The records below must be retyped exactly.

::: Stored data

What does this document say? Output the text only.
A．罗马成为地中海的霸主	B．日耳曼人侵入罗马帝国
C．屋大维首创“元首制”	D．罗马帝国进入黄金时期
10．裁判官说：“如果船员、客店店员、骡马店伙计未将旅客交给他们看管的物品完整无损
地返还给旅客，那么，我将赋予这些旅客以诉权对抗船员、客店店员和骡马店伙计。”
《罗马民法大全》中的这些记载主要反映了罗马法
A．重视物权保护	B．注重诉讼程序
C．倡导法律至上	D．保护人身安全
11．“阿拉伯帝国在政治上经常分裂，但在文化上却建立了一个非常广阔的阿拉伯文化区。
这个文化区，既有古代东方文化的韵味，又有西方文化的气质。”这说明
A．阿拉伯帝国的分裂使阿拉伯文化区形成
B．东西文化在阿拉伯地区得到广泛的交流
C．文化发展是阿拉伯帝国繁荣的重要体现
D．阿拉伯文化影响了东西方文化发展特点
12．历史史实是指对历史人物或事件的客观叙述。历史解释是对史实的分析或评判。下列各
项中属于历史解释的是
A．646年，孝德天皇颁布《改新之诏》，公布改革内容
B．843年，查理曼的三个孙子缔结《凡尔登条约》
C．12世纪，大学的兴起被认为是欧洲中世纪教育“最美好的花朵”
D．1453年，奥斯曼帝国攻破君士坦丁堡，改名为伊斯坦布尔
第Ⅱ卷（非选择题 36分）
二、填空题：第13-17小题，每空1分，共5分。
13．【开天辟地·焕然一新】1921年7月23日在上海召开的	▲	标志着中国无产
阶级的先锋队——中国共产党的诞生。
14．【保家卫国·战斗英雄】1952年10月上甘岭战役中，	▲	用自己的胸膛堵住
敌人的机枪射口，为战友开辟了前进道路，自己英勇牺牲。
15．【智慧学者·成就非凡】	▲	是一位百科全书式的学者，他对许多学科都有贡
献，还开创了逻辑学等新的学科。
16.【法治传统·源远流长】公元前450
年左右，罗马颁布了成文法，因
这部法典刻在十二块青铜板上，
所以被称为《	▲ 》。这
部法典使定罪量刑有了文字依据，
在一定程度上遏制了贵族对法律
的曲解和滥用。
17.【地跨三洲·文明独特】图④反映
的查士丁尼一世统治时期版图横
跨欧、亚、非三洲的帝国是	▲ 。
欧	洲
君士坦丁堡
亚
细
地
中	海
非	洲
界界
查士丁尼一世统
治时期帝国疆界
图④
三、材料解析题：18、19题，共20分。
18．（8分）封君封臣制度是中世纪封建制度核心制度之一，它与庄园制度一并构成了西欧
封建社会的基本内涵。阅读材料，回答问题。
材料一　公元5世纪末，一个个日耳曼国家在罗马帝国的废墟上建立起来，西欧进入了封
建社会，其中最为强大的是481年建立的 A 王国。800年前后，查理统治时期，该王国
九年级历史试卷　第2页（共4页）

::::::

Output of the task
What does this document say? Output the text only.
A．罗马成为地中海的霸主	B．日耳曼人侵入罗马帝国
C．屋大维首创“元首制”	D．罗马帝国进入黄金时期
10．裁判官说：“如果船员、客店店员、骡马店伙计未将旅客交给他们看管的物品完整无损
地返还给旅客，那么，我将赋予这些旅客以诉权对抗船员、客店店员和骡马店伙计。”
《罗马民法大全》中的这些记载主要反映了罗马法
A．重视物权保护	B．注重诉讼程序
C．倡导法律至上	D．保护人身安全
11．“阿拉伯帝国在政治上经常分裂，但在文化上却建立了一个非常广阔的阿拉伯文化区。
这个文化区，既有古代东方文化的韵味，又有西方文化的气质。”这说明
A．阿拉伯帝国的分裂使阿拉伯文化区形成
B．东西文化在阿拉伯地区得到广泛的交流
C．文化发展是阿拉伯帝国繁荣的重要体现
D．阿拉伯文化影响了东西方文化发展特点
12．历史史实是指对历史人物或事件的客观叙述。历史解释是对史实的分析或评判。下列各
项中属于历史解释的是
A．646年，孝德天皇颁布《改新之诏》，公布改革内容
B．843年，查理曼的三个孙子缔结《凡尔登条约》
C．12世纪，大学的兴起被认为是欧洲中世纪教育“最美好的花朵”
D．1453年，奥斯曼帝国攻破君士坦丁堡，改名为伊斯坦布尔
第Ⅱ卷（非选择题 36分）
二、填空题：第13-17小题，每空1分，共5分。
13．【开天辟地·焕然一新】1921年7月23日在上海召开的	▲	标志着中国无产
阶级的先锋队——中国共产党的诞生。
14．【保家卫国·战斗英雄】1952年10月上甘岭战役中，	▲	用自己的胸膛堵住
敌人的机枪射口，为战友开辟了前进道路，自己英勇牺牲。
15．【智慧学者·成就非凡】	▲	是一位百科全书式的学者，他对许多学科都有贡
献，还开创了逻辑学等新的学科。
16.【法治传统·源远流长】公元前450
年左右，罗马颁布了成文法，因
这部法典刻在十二块青铜板上，
所以被称为《	▲ 》。这
部法典使定罪量刑有了文字依据，
在一定程度上遏制了贵族对法律
的曲解和滥用。
17.【地跨三洲·文明独特】图④反映
的查士丁尼一世统治时期版图横
跨欧、亚、非三洲的帝国是	▲ 。
欧	洲
君士坦丁堡
亚
细
地
中	海
非	洲
界界
查士丁尼一世统
治时期帝国疆界
图④
三、材料解析题：18、19题，共20分。
18．（8分）封君封臣制度是中世纪封建制度核心制度之一，它与庄园制度一并构成了西欧
封建社会的基本内涵。阅读材料，回答问题。
材料一　公元5世纪末，一个个日耳曼国家在罗马帝国的废墟上建立起来，西欧进入了封
建社会，其中最为强大的是481年建立的 A 王国。800年前后，查理统治时期，该王国
九年级历史试卷　第2页（共4页）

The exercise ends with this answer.